[Problem statement]
Select and copy out every line in the records containing "color".
········
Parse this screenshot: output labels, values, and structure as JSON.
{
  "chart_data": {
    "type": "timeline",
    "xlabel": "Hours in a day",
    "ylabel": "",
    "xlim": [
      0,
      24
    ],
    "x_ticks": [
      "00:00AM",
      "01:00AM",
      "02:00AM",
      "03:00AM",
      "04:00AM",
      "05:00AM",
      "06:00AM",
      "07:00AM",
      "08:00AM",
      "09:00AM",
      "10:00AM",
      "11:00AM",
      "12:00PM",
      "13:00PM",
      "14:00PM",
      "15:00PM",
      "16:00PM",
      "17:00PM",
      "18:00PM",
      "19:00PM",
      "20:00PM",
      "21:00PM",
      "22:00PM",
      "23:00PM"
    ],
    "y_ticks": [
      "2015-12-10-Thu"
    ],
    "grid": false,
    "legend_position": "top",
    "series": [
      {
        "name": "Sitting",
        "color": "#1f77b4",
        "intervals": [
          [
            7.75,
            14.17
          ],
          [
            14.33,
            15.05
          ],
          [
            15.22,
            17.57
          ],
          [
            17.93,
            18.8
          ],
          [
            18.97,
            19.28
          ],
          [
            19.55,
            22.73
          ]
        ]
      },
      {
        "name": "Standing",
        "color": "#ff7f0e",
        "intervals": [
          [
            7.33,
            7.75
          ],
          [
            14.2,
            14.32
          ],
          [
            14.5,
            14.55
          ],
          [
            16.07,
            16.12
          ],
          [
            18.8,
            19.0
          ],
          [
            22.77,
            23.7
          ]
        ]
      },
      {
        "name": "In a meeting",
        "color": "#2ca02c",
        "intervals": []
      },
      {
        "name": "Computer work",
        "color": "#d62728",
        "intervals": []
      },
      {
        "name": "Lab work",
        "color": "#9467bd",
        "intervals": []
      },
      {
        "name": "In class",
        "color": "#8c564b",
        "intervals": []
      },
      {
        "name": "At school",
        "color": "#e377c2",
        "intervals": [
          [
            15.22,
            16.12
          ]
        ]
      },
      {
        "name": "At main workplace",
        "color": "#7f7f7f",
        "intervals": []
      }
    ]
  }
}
········
[Final result]
        "color": "#1f77b4",
        "color": "#ff7f0e",
        "color": "#2ca02c",
        "color": "#d62728",
        "color": "#9467bd",
        "color": "#8c564b",
        "color": "#e377c2",
        "color": "#7f7f7f",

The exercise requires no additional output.